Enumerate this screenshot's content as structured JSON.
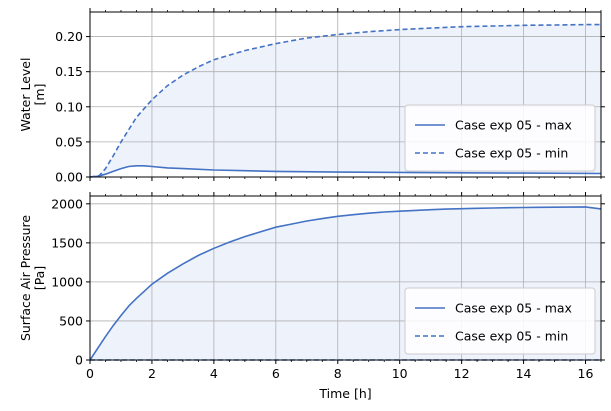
{
  "chart_data": [
    {
      "type": "line",
      "id": "top",
      "ylabel_lines": [
        "Water Level",
        "[m]"
      ],
      "xlim": [
        0,
        16.5
      ],
      "ylim": [
        0,
        0.235
      ],
      "yticks": [
        0.0,
        0.05,
        0.1,
        0.15,
        0.2
      ],
      "ytick_labels": [
        "0.00",
        "0.05",
        "0.10",
        "0.15",
        "0.20"
      ],
      "xticks": [
        0,
        2,
        4,
        6,
        8,
        10,
        12,
        14,
        16
      ],
      "xtick_labels": [],
      "grid": true,
      "legend": "lower-right",
      "fill_between": true,
      "series": [
        {
          "name": "Case exp 05 - max",
          "style": "solid",
          "x": [
            0,
            0.25,
            0.5,
            0.75,
            1.0,
            1.25,
            1.5,
            1.75,
            2.0,
            2.5,
            3.0,
            4.0,
            5.0,
            6.0,
            8.0,
            10.0,
            12.0,
            14.0,
            16.5
          ],
          "y": [
            0.0,
            0.001,
            0.004,
            0.008,
            0.012,
            0.015,
            0.016,
            0.016,
            0.015,
            0.013,
            0.012,
            0.01,
            0.009,
            0.008,
            0.007,
            0.0065,
            0.006,
            0.0055,
            0.005
          ]
        },
        {
          "name": "Case exp 05 - min",
          "style": "dashed",
          "x": [
            0,
            0.3,
            0.5,
            0.75,
            1.0,
            1.5,
            2.0,
            2.5,
            3.0,
            3.5,
            4.0,
            5.0,
            6.0,
            7.0,
            8.0,
            9.0,
            10.0,
            11.0,
            12.0,
            13.0,
            14.0,
            15.0,
            16.0,
            16.5
          ],
          "y": [
            0.0,
            0.002,
            0.012,
            0.03,
            0.05,
            0.085,
            0.11,
            0.13,
            0.145,
            0.157,
            0.167,
            0.18,
            0.19,
            0.198,
            0.203,
            0.207,
            0.21,
            0.212,
            0.214,
            0.215,
            0.216,
            0.2165,
            0.217,
            0.217
          ]
        }
      ],
      "fill_color": "#eef2fb",
      "line_color": "#4472c4"
    },
    {
      "type": "line",
      "id": "bottom",
      "ylabel_lines": [
        "Surface Air Pressure",
        "[Pa]"
      ],
      "xlabel": "Time [h]",
      "xlim": [
        0,
        16.5
      ],
      "ylim": [
        0,
        2100
      ],
      "yticks": [
        0,
        500,
        1000,
        1500,
        2000
      ],
      "ytick_labels": [
        "0",
        "500",
        "1000",
        "1500",
        "2000"
      ],
      "xticks": [
        0,
        2,
        4,
        6,
        8,
        10,
        12,
        14,
        16
      ],
      "xtick_labels": [
        "0",
        "2",
        "4",
        "6",
        "8",
        "10",
        "12",
        "14",
        "16"
      ],
      "grid": true,
      "legend": "lower-right",
      "fill_between": true,
      "series": [
        {
          "name": "Case exp 05 - max",
          "style": "solid",
          "x": [
            0,
            0.25,
            0.5,
            0.75,
            1.0,
            1.25,
            1.5,
            1.75,
            2.0,
            2.5,
            3.0,
            3.5,
            4.0,
            4.5,
            5.0,
            5.5,
            6.0,
            6.5,
            7.0,
            7.5,
            8.0,
            8.5,
            9.0,
            9.5,
            10.0,
            10.5,
            11.0,
            11.5,
            12.0,
            12.5,
            13.0,
            13.5,
            14.0,
            14.5,
            15.0,
            15.5,
            16.0,
            16.5
          ],
          "y": [
            0,
            150,
            300,
            440,
            570,
            690,
            790,
            880,
            970,
            1110,
            1230,
            1340,
            1430,
            1510,
            1580,
            1640,
            1700,
            1740,
            1780,
            1810,
            1840,
            1860,
            1880,
            1895,
            1905,
            1915,
            1925,
            1932,
            1938,
            1942,
            1946,
            1950,
            1953,
            1955,
            1957,
            1958,
            1960,
            1935
          ]
        },
        {
          "name": "Case exp 05 - min",
          "style": "dashed",
          "x": [
            0,
            16.5
          ],
          "y": [
            0,
            0
          ]
        }
      ],
      "fill_color": "#eef2fb",
      "line_color": "#4472c4"
    }
  ]
}
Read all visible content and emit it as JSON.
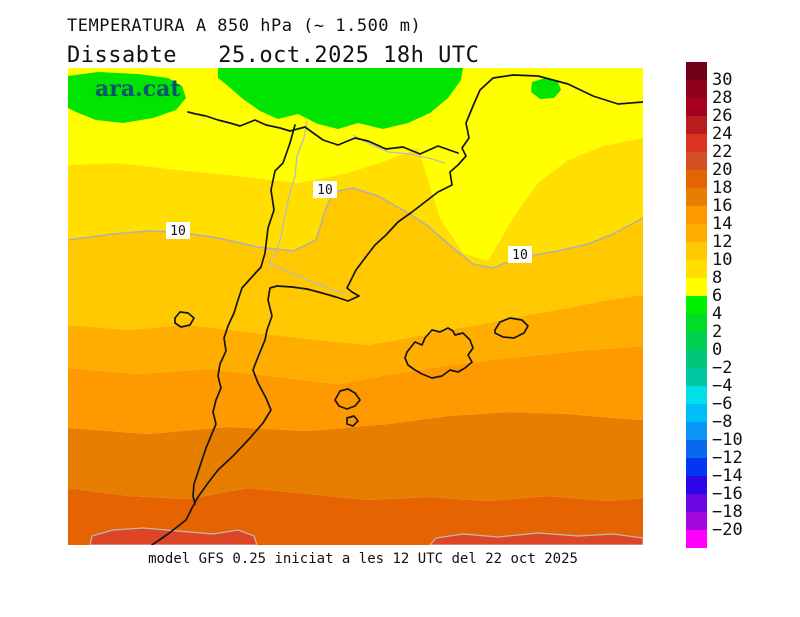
{
  "header": {
    "title": "TEMPERATURA A 850 hPa (~ 1.500 m)",
    "subtitle": "Dissabte   25.oct.2025 18h UTC"
  },
  "branding": {
    "logo_text": "ara.cat",
    "logo_color": "#02546F"
  },
  "footer": {
    "text": "model GFS 0.25 iniciat a les 12 UTC del 22 oct 2025"
  },
  "colorbar": {
    "tick_labels": [
      "30",
      "28",
      "26",
      "24",
      "22",
      "20",
      "18",
      "16",
      "14",
      "12",
      "10",
      "8",
      "6",
      "4",
      "2",
      "0",
      "−2",
      "−4",
      "−6",
      "−8",
      "−10",
      "−12",
      "−14",
      "−16",
      "−18",
      "−20"
    ],
    "segment_colors": [
      "#700018",
      "#8E001E",
      "#A6001E",
      "#B71D1D",
      "#DC3220",
      "#D54F24",
      "#E56300",
      "#E87E00",
      "#FF9900",
      "#FFAE00",
      "#FFC800",
      "#FFDE00",
      "#FFFF00",
      "#00F000",
      "#00DC28",
      "#00D050",
      "#00C878",
      "#00C8A0",
      "#00E0E8",
      "#00BFF8",
      "#0A96F8",
      "#0A68F0",
      "#0336F0",
      "#2B07E8",
      "#6A07E0",
      "#A307DD",
      "#FF00FF"
    ]
  },
  "map": {
    "band_colors": [
      "#FFFF00",
      "#FFDE00",
      "#FFC800",
      "#FFAE00",
      "#FF9900",
      "#E87E00",
      "#E56300"
    ],
    "cold_patch_color": "#00E400",
    "hot_patch_color": "#DE4524",
    "isotherm_label": "10",
    "isotherm_line_color": "#B0B0B0",
    "region_border_color": "#BBBBBB",
    "coastline_color": "#151515",
    "label_box_color": "#FFFFFF"
  }
}
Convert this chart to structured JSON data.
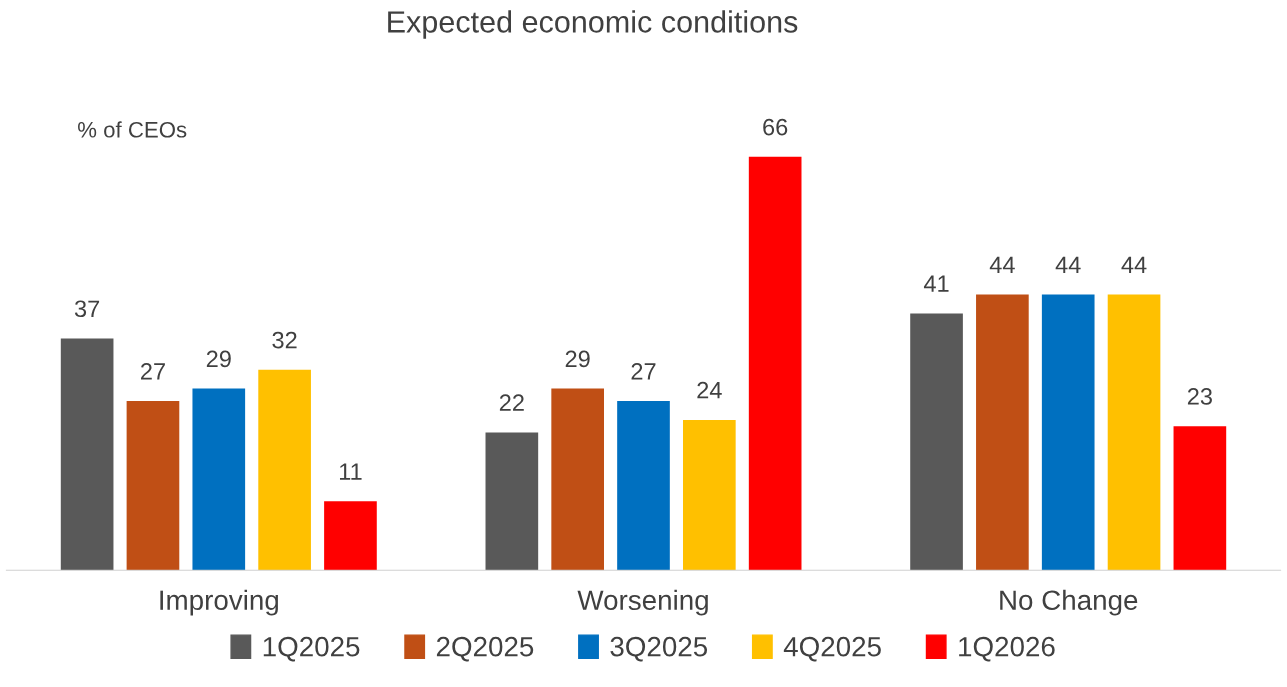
{
  "chart_data": {
    "type": "bar",
    "title": "Expected economic conditions",
    "annotations": [
      "% of CEOs"
    ],
    "categories": [
      "Improving",
      "Worsening",
      "No Change"
    ],
    "series": [
      {
        "name": "1Q2025",
        "color": "#595959",
        "values": [
          37,
          22,
          41
        ]
      },
      {
        "name": "2Q2025",
        "color": "#c04f15",
        "values": [
          27,
          29,
          44
        ]
      },
      {
        "name": "3Q2025",
        "color": "#0070c0",
        "values": [
          29,
          27,
          44
        ]
      },
      {
        "name": "4Q2025",
        "color": "#ffc000",
        "values": [
          32,
          24,
          44
        ]
      },
      {
        "name": "1Q2026",
        "color": "#ff0000",
        "values": [
          11,
          66,
          23
        ]
      }
    ],
    "tick_labels": "x",
    "data_labels": true,
    "legend": "bottom",
    "grid": false
  }
}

::::

● **Given problem**
Identify the lines that hold the word "JSON". Copy every one of them.

● **The output**
Enumerate this screenshot's content as structured JSON.
Read all visible content and emit it as JSON.
Convert this chart to structured JSON data.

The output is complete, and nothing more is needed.